%%

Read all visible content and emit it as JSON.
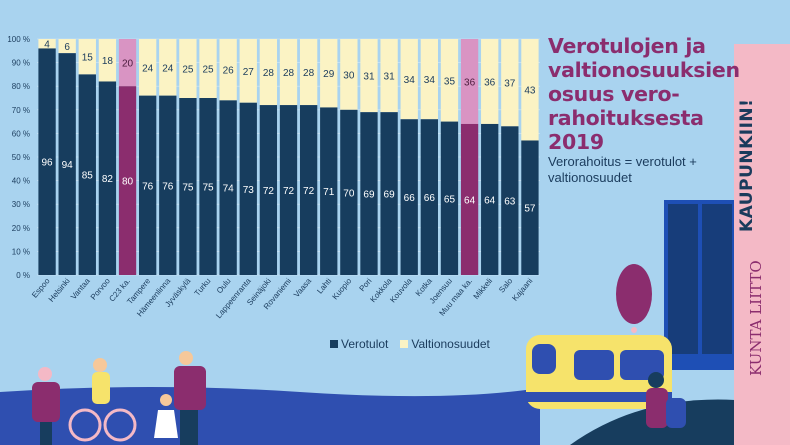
{
  "title": "Verotulojen ja valtionosuuksien osuus vero-rahoituksesta 2019",
  "subtitle": "Verorahoitus = verotulot + valtionosuudet",
  "legend": {
    "verotulot": "Verotulot",
    "valtionosuudet": "Valtionosuudet"
  },
  "slogan": "KAUPUNKIIN!",
  "logo": "KUNTA LIITTO",
  "colors": {
    "verotulot": "#173d5e",
    "valtionosuudet": "#fbf3c4",
    "highlight_verotulot": "#8b2d6e",
    "highlight_valtionosuudet": "#d994c3",
    "title": "#8b2d6e",
    "background": "#a9d3ef"
  },
  "chart_data": {
    "type": "bar",
    "stacked": true,
    "categories": [
      "Espoo",
      "Helsinki",
      "Vantaa",
      "Porvoo",
      "C23 ka.",
      "Tampere",
      "Hämeenlinna",
      "Jyväskylä",
      "Turku",
      "Oulu",
      "Lappeenranta",
      "Seinäjoki",
      "Rovaniemi",
      "Vaasa",
      "Lahti",
      "Kuopio",
      "Pori",
      "Kokkola",
      "Kouvola",
      "Kotka",
      "Joensuu",
      "Muu maa ka.",
      "Mikkeli",
      "Salo",
      "Kajaani"
    ],
    "highlighted": [
      "C23 ka.",
      "Muu maa ka."
    ],
    "series": [
      {
        "name": "Verotulot",
        "values": [
          96,
          94,
          85,
          82,
          80,
          76,
          76,
          75,
          75,
          74,
          73,
          72,
          72,
          72,
          71,
          70,
          69,
          69,
          66,
          66,
          65,
          64,
          64,
          63,
          57
        ]
      },
      {
        "name": "Valtionosuudet",
        "values": [
          4,
          6,
          15,
          18,
          20,
          24,
          24,
          25,
          25,
          26,
          27,
          28,
          28,
          28,
          29,
          30,
          31,
          31,
          34,
          34,
          35,
          36,
          36,
          37,
          43
        ]
      }
    ],
    "yticks": [
      "0 %",
      "10 %",
      "20 %",
      "30 %",
      "40 %",
      "50 %",
      "60 %",
      "70 %",
      "80 %",
      "90 %",
      "100 %"
    ],
    "ylim": [
      0,
      100
    ],
    "xlabel": "",
    "ylabel": "",
    "legend_position": "bottom"
  }
}
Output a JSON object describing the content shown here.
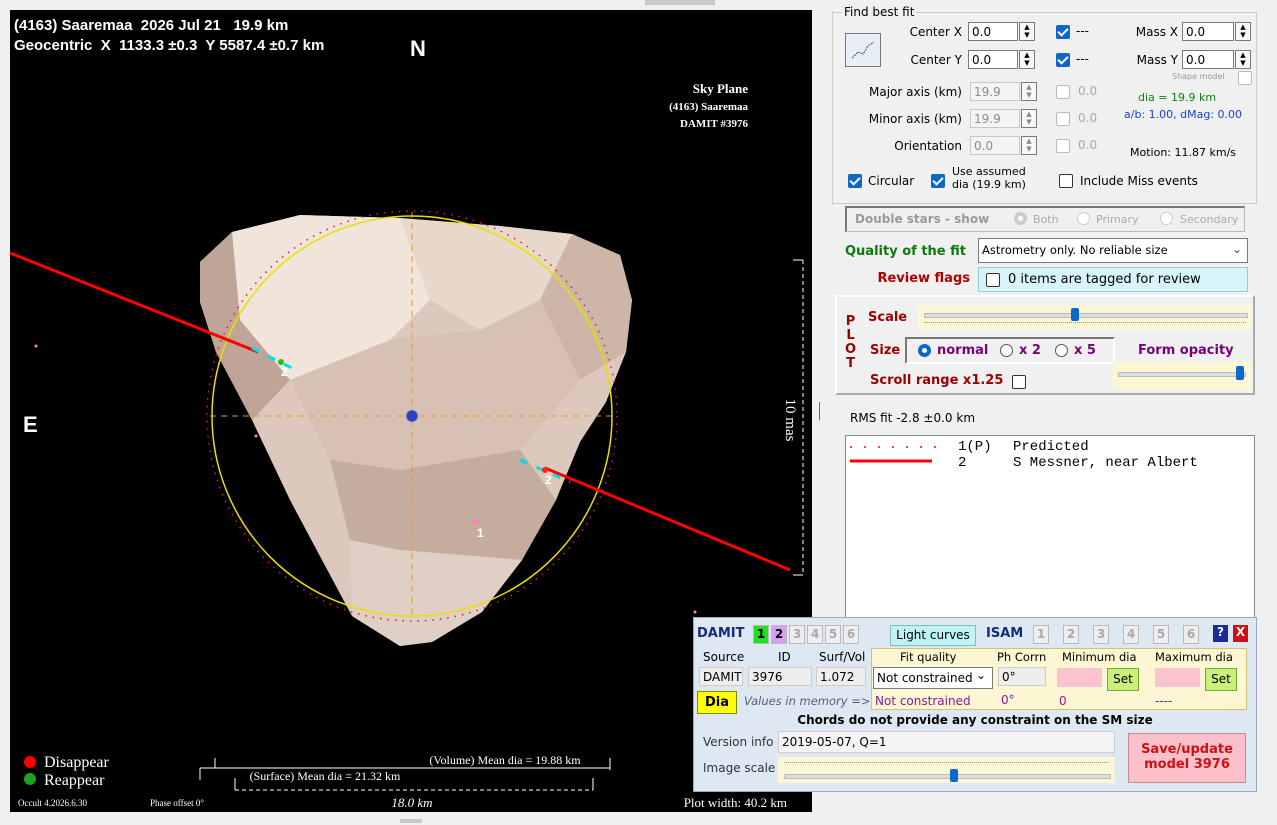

%%

Brief:
Reproduce every line precisely as given, omitting all pictures.

Exercise answer:
Read all visible content and emit it as JSON.
{
  "title": "Verotulojen ja valtionosuuksien osuus vero-rahoituksesta 2019",
  "subtitle": "Verorahoitus = verotulot + valtionosuudet",
  "legend": {
    "verotulot": "Verotulot",
    "valtionosuudet": "Valtionosuudet"
  },
  "slogan": "KAUPUNKIIN!",
  "logo": "KUNTA LIITTO",
  "colors": {
    "verotulot": "#173d5e",
    "valtionosuudet": "#fbf3c4",
    "highlight_verotulot": "#8b2d6e",
    "highlight_valtionosuudet": "#d994c3",
    "title": "#8b2d6e",
    "background": "#a9d3ef"
  },
  "chart_data": {
    "type": "bar",
    "stacked": true,
    "categories": [
      "Espoo",
      "Helsinki",
      "Vantaa",
      "Porvoo",
      "C23 ka.",
      "Tampere",
      "Hämeenlinna",
      "Jyväskylä",
      "Turku",
      "Oulu",
      "Lappeenranta",
      "Seinäjoki",
      "Rovaniemi",
      "Vaasa",
      "Lahti",
      "Kuopio",
      "Pori",
      "Kokkola",
      "Kouvola",
      "Kotka",
      "Joensuu",
      "Muu maa ka.",
      "Mikkeli",
      "Salo",
      "Kajaani"
    ],
    "highlighted": [
      "C23 ka.",
      "Muu maa ka."
    ],
    "series": [
      {
        "name": "Verotulot",
        "values": [
          96,
          94,
          85,
          82,
          80,
          76,
          76,
          75,
          75,
          74,
          73,
          72,
          72,
          72,
          71,
          70,
          69,
          69,
          66,
          66,
          65,
          64,
          64,
          63,
          57
        ]
      },
      {
        "name": "Valtionosuudet",
        "values": [
          4,
          6,
          15,
          18,
          20,
          24,
          24,
          25,
          25,
          26,
          27,
          28,
          28,
          28,
          29,
          30,
          31,
          31,
          34,
          34,
          35,
          36,
          36,
          37,
          43
        ]
      }
    ],
    "yticks": [
      "0 %",
      "10 %",
      "20 %",
      "30 %",
      "40 %",
      "50 %",
      "60 %",
      "70 %",
      "80 %",
      "90 %",
      "100 %"
    ],
    "ylim": [
      0,
      100
    ],
    "xlabel": "",
    "ylabel": "",
    "legend_position": "bottom"
  }
}
Output a JSON object describing the content shown here.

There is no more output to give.